• **What you need to do**: Determine which lines contain the word "this", then copy those lines.

Records about charts and figures:
>>>>>
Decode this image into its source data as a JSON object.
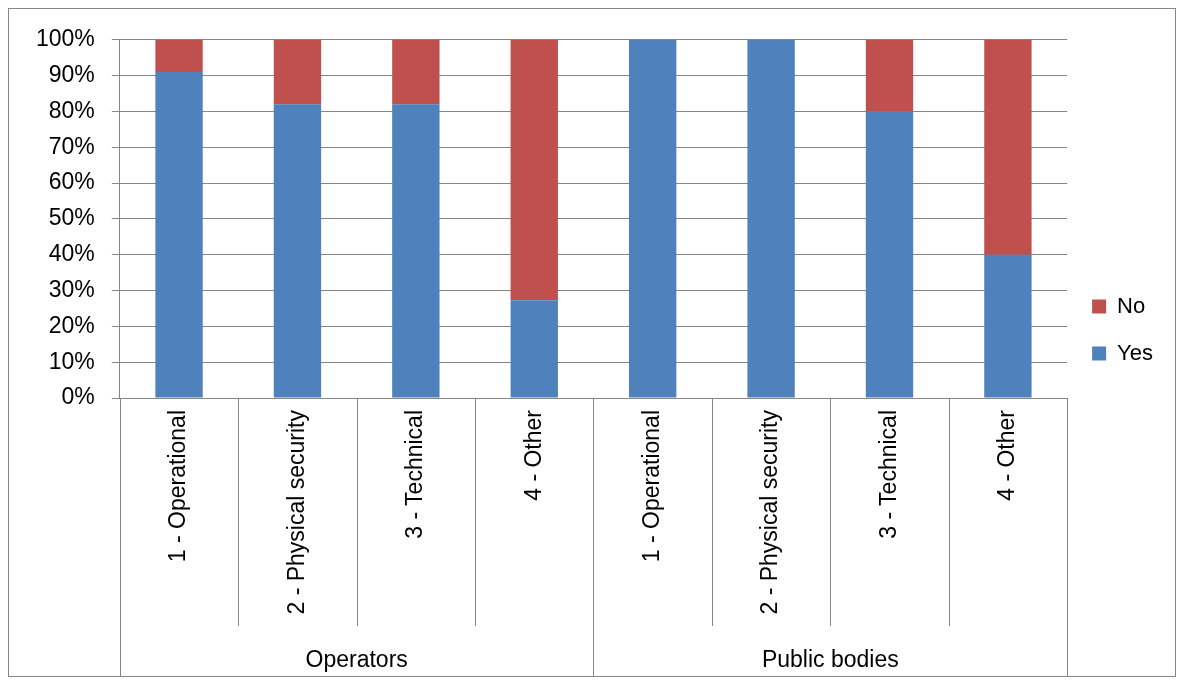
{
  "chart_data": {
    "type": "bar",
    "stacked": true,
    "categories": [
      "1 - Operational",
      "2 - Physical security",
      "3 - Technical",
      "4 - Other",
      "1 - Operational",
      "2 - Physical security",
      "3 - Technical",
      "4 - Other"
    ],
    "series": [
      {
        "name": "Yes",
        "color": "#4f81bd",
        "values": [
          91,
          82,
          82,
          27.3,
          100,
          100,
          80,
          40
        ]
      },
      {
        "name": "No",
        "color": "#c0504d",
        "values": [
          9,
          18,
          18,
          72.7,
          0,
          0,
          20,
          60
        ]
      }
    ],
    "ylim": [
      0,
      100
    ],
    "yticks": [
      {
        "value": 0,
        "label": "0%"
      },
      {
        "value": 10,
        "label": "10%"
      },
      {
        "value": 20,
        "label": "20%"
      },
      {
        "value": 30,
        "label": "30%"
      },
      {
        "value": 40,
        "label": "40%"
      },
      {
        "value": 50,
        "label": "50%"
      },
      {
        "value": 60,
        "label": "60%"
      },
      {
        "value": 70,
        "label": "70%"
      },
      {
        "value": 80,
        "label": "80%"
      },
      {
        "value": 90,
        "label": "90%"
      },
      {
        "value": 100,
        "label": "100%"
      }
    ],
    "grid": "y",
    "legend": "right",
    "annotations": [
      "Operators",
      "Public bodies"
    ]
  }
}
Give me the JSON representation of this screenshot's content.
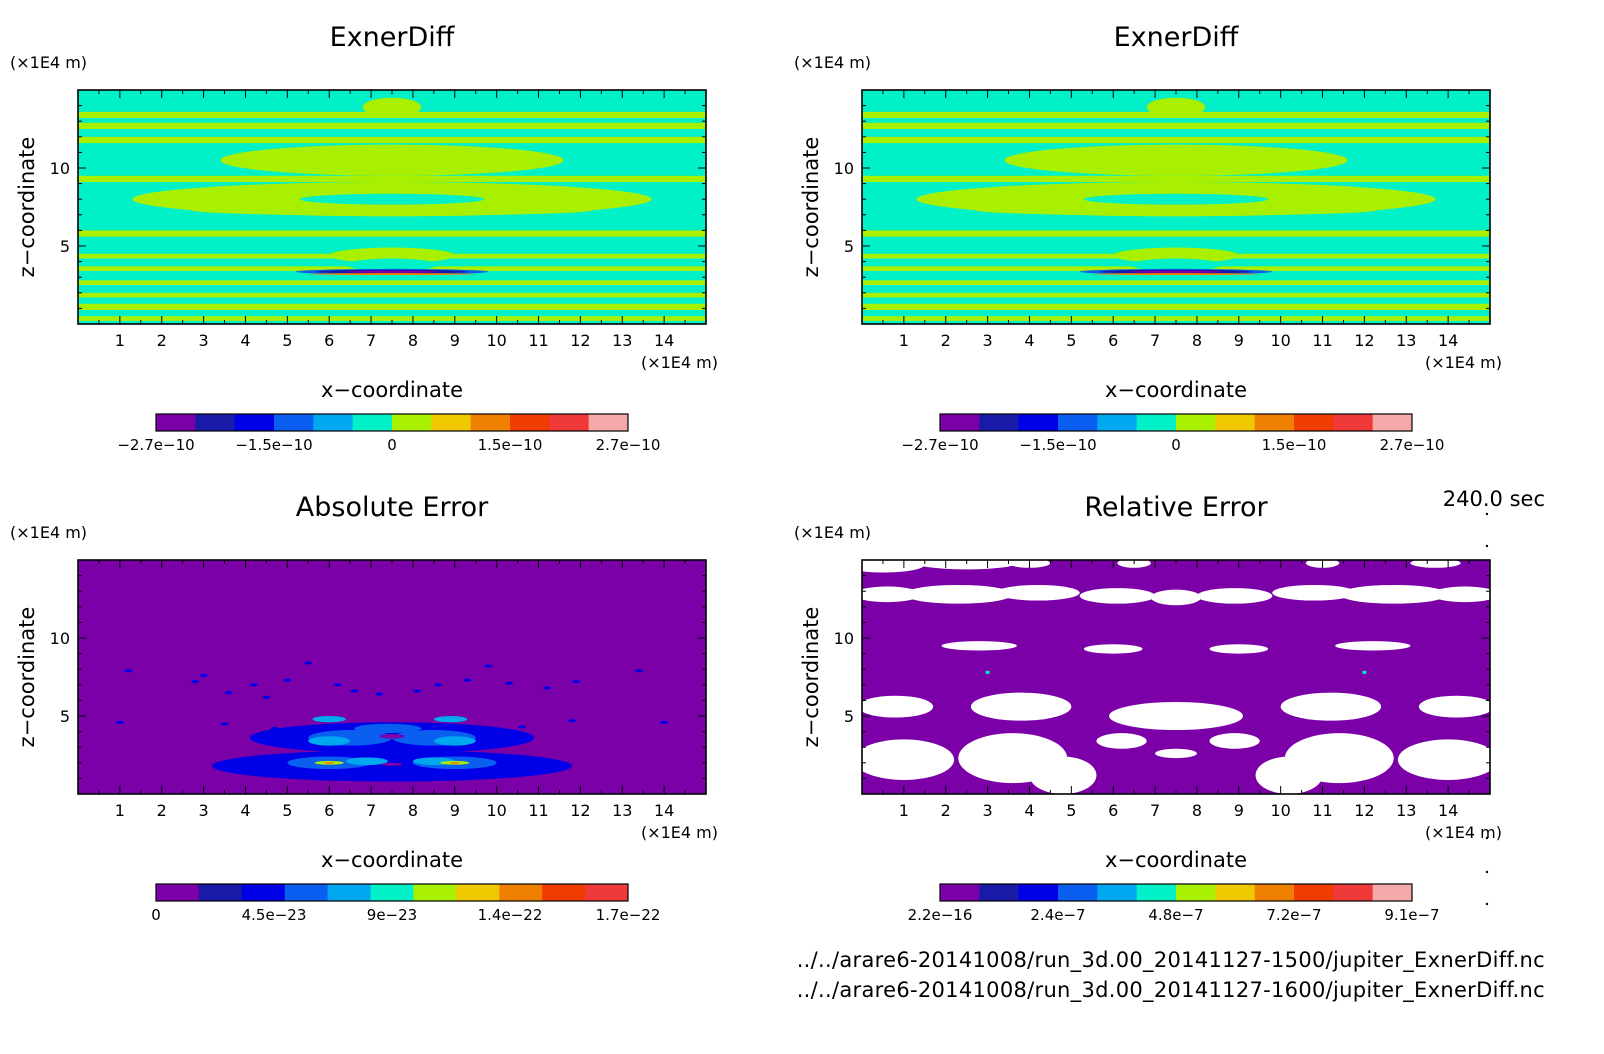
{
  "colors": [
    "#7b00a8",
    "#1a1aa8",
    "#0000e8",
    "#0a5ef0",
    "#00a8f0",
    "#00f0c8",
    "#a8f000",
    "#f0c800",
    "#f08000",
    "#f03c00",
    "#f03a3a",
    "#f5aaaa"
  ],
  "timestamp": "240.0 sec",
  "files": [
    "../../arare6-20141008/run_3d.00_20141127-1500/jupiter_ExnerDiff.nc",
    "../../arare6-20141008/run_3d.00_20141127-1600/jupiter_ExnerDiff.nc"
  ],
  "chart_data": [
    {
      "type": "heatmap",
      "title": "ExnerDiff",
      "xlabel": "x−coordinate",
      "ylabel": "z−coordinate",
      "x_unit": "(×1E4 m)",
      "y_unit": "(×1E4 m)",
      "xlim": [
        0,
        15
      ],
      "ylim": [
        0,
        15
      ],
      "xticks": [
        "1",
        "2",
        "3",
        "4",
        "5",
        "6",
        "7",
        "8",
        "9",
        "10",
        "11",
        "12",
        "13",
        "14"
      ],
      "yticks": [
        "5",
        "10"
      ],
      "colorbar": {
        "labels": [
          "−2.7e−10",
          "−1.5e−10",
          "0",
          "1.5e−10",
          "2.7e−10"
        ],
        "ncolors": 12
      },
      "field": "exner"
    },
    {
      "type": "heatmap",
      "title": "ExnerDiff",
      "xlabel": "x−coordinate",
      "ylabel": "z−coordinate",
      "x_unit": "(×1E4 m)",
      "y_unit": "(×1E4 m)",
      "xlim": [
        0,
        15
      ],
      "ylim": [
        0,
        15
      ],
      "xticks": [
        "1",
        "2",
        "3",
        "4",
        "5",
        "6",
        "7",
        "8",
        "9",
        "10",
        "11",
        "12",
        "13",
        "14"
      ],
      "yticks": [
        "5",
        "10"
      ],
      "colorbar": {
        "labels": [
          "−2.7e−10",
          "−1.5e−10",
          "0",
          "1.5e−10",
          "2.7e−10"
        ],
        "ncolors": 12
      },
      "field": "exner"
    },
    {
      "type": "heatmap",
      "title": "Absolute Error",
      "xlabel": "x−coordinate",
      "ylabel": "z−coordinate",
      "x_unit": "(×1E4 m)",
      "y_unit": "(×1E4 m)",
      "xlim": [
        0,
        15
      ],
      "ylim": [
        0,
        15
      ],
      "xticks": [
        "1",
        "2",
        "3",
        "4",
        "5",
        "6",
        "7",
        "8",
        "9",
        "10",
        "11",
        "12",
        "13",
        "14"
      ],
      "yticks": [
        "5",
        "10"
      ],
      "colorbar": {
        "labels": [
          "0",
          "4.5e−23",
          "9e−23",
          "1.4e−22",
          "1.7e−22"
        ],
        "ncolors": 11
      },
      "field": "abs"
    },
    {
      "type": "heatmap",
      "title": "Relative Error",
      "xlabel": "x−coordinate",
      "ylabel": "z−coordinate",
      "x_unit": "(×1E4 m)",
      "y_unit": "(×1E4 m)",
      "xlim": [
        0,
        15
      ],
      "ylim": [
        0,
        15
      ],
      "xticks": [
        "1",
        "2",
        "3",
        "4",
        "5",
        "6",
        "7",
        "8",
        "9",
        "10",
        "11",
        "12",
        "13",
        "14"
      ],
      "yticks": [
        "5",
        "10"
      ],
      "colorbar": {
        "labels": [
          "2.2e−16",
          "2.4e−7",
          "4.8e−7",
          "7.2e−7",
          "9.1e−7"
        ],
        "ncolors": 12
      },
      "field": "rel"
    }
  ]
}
<<<<<
• **Reply to the task**:
Decode this image into its source data as a JSON object.
Give me the JSON representation of this screenshot's content.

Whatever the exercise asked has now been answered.